## PROBLEM REQUIREMENTS
Reproduce the listing below in its entirety. Change nothing.

## DATASET RECORDS
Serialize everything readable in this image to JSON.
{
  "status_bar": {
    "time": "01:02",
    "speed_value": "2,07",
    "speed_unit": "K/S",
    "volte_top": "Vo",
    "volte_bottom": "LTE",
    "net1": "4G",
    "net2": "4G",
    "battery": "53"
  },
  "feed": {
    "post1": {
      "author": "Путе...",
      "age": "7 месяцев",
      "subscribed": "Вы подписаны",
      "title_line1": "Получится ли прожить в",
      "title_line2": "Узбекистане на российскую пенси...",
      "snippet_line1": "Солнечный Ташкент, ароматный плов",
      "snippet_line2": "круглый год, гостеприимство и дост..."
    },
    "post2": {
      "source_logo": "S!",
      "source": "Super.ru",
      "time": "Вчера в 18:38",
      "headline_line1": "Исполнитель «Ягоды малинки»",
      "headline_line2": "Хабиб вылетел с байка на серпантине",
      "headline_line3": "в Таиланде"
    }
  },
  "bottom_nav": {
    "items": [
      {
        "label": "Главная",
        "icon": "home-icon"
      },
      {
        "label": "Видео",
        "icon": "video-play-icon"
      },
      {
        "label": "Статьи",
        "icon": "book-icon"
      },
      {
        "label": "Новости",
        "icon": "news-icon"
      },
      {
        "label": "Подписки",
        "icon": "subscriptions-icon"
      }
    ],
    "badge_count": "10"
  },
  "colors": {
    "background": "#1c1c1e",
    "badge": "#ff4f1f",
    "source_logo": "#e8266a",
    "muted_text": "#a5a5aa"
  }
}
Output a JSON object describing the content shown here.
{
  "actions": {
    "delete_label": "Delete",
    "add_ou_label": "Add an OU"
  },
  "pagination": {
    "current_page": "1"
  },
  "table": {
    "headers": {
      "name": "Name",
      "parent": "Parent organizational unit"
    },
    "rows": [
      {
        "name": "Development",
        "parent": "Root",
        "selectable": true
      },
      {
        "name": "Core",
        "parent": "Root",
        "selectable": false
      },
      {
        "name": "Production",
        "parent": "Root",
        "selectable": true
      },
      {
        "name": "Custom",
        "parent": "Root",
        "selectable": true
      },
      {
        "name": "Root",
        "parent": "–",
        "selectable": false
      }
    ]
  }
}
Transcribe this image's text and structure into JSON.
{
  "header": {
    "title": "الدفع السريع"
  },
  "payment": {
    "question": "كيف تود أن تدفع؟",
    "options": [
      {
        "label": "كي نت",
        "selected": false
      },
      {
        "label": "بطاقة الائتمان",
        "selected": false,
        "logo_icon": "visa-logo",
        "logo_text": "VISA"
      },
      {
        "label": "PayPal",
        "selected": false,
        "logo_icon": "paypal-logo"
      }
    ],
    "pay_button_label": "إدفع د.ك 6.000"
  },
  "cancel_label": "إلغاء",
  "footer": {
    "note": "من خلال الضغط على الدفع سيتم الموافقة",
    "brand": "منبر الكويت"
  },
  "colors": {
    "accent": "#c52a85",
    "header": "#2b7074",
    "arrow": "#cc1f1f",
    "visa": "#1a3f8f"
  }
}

## SOLUTION FOR THIS EXERCISE
Serialize everything readable in this image to JSON.
{
  "status_bar": {
    "time": "01:02",
    "speed_value": "2,07",
    "speed_unit": "K/S",
    "volte_top": "Vo",
    "volte_bottom": "LTE",
    "net1": "4G",
    "net2": "4G",
    "battery": "53"
  },
  "feed": {
    "post1": {
      "author": "Путе...",
      "age": "7 месяцев",
      "subscribed": "Вы подписаны",
      "title_line1": "Получится ли прожить в",
      "title_line2": "Узбекистане на российскую пенси...",
      "snippet_line1": "Солнечный Ташкент, ароматный плов",
      "snippet_line2": "круглый год, гостеприимство и дост..."
    },
    "post2": {
      "source_logo": "S!",
      "source": "Super.ru",
      "time": "Вчера в 18:38",
      "headline_line1": "Исполнитель «Ягоды малинки»",
      "headline_line2": "Хабиб вылетел с байка на серпантине",
      "headline_line3": "в Таиланде"
    }
  },
  "bottom_nav": {
    "items": [
      {
        "label": "Главная",
        "icon": "home-icon"
      },
      {
        "label": "Видео",
        "icon": "video-play-icon"
      },
      {
        "label": "Статьи",
        "icon": "book-icon"
      },
      {
        "label": "Новости",
        "icon": "news-icon"
      },
      {
        "label": "Подписки",
        "icon": "subscriptions-icon"
      }
    ],
    "badge_count": "10"
  },
  "colors": {
    "background": "#1c1c1e",
    "badge": "#ff4f1f",
    "source_logo": "#e8266a",
    "muted_text": "#a5a5aa"
  }
}
Output a JSON object describing the content shown here.
{
  "actions": {
    "delete_label": "Delete",
    "add_ou_label": "Add an OU"
  },
  "pagination": {
    "current_page": "1"
  },
  "table": {
    "headers": {
      "name": "Name",
      "parent": "Parent organizational unit"
    },
    "rows": [
      {
        "name": "Development",
        "parent": "Root",
        "selectable": true
      },
      {
        "name": "Core",
        "parent": "Root",
        "selectable": false
      },
      {
        "name": "Production",
        "parent": "Root",
        "selectable": true
      },
      {
        "name": "Custom",
        "parent": "Root",
        "selectable": true
      },
      {
        "name": "Root",
        "parent": "–",
        "selectable": false
      }
    ]
  }
}
Transcribe this image's text and structure into JSON.
{
  "header": {
    "title": "الدفع السريع"
  },
  "payment": {
    "question": "كيف تود أن تدفع؟",
    "options": [
      {
        "label": "كي نت",
        "selected": false
      },
      {
        "label": "بطاقة الائتمان",
        "selected": false,
        "logo_icon": "visa-logo",
        "logo_text": "VISA"
      },
      {
        "label": "PayPal",
        "selected": false,
        "logo_icon": "paypal-logo"
      }
    ],
    "pay_button_label": "إدفع د.ك 6.000"
  },
  "cancel_label": "إلغاء",
  "footer": {
    "note": "من خلال الضغط على الدفع سيتم الموافقة",
    "brand": "منبر الكويت"
  },
  "colors": {
    "accent": "#c52a85",
    "header": "#2b7074",
    "arrow": "#cc1f1f",
    "visa": "#1a3f8f"
  }
}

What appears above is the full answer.